### WRITTEN INSTRUCTION
Pictures are to be left out; otherwise, copy exactly the lines from the line containing "Output a JSON" through the end of the data.

Dataset records
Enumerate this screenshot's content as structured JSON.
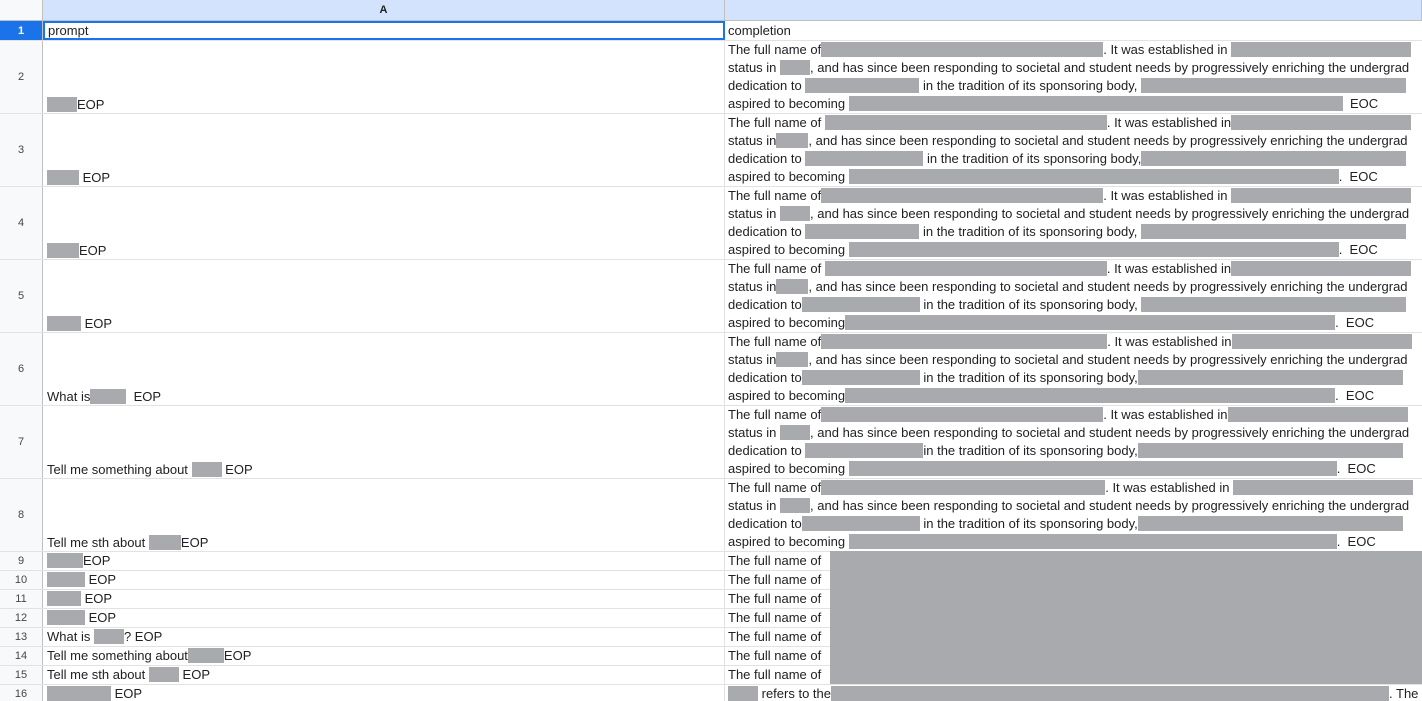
{
  "column_headers": {
    "a": "A",
    "b": ""
  },
  "header_row": {
    "num": "1",
    "prompt": "prompt",
    "completion": "completion"
  },
  "completion_parts": {
    "full_name_of": "The full name of",
    "established_in": ". It was established in",
    "status_in": "status in",
    "responding": ", and has since been responding to societal and student needs by progressively enriching the undergrad",
    "dedication_to": "dedication to",
    "tradition": "in the tradition of its sponsoring body,",
    "aspired": "aspired to becoming",
    "eoc": "EOC",
    "refers_to": "refers to the",
    "the": "The"
  },
  "rows": [
    {
      "num": "2",
      "prompt_pre": "",
      "prompt_post": "EOP"
    },
    {
      "num": "3",
      "prompt_pre": "",
      "prompt_post": "EOP"
    },
    {
      "num": "4",
      "prompt_pre": "",
      "prompt_post": "EOP"
    },
    {
      "num": "5",
      "prompt_pre": "",
      "prompt_post": "EOP"
    },
    {
      "num": "6",
      "prompt_pre": "What is",
      "prompt_post": "EOP"
    },
    {
      "num": "7",
      "prompt_pre": "Tell me something about",
      "prompt_post": "EOP"
    },
    {
      "num": "8",
      "prompt_pre": "Tell me sth about",
      "prompt_post": "EOP"
    },
    {
      "num": "9",
      "prompt_pre": "",
      "prompt_post": "EOP"
    },
    {
      "num": "10",
      "prompt_pre": "",
      "prompt_post": "EOP"
    },
    {
      "num": "11",
      "prompt_pre": "",
      "prompt_post": "EOP"
    },
    {
      "num": "12",
      "prompt_pre": "",
      "prompt_post": "EOP"
    },
    {
      "num": "13",
      "prompt_pre": "What is",
      "prompt_post": "? EOP"
    },
    {
      "num": "14",
      "prompt_pre": "Tell me something about",
      "prompt_post": "EOP"
    },
    {
      "num": "15",
      "prompt_pre": "Tell me sth about",
      "prompt_post": "EOP"
    },
    {
      "num": "16",
      "prompt_pre": "",
      "prompt_post": "EOP"
    }
  ]
}
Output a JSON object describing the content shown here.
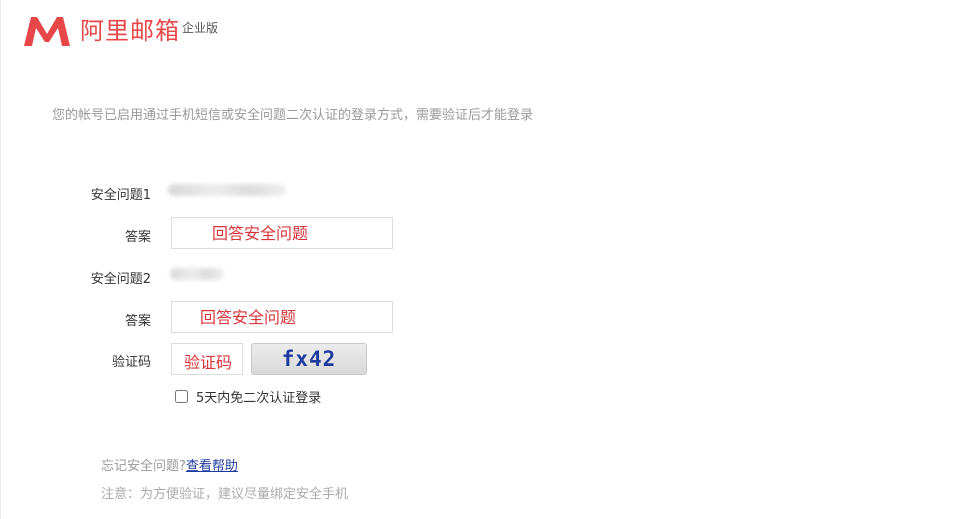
{
  "header": {
    "logo_text": "阿里邮箱",
    "edition": "企业版",
    "brand_color": "#e8474a"
  },
  "notice": "您的帐号已启用通过手机短信或安全问题二次认证的登录方式，需要验证后才能登录",
  "form": {
    "question1_label": "安全问题1",
    "answer1_label": "答案",
    "answer1_placeholder": "回答安全问题",
    "question2_label": "安全问题2",
    "answer2_label": "答案",
    "answer2_placeholder": "回答安全问题",
    "captcha_label": "验证码",
    "captcha_placeholder": "验证码",
    "captcha_text": "fx42",
    "remember_label": "5天内免二次认证登录",
    "remember_checked": false
  },
  "help": {
    "prefix": "忘记安全问题?",
    "link": "查看帮助"
  },
  "tip": "注意：为方便验证，建议尽量绑定安全手机"
}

### EXERCISE OUTPUT
Output a JSON object describing the content shown here.
{
  "header": {
    "logo_text": "阿里邮箱",
    "edition": "企业版",
    "brand_color": "#e8474a"
  },
  "notice": "您的帐号已启用通过手机短信或安全问题二次认证的登录方式，需要验证后才能登录",
  "form": {
    "question1_label": "安全问题1",
    "answer1_label": "答案",
    "answer1_placeholder": "回答安全问题",
    "question2_label": "安全问题2",
    "answer2_label": "答案",
    "answer2_placeholder": "回答安全问题",
    "captcha_label": "验证码",
    "captcha_placeholder": "验证码",
    "captcha_text": "fx42",
    "remember_label": "5天内免二次认证登录",
    "remember_checked": false
  },
  "help": {
    "prefix": "忘记安全问题?",
    "link": "查看帮助"
  },
  "tip": "注意：为方便验证，建议尽量绑定安全手机"
}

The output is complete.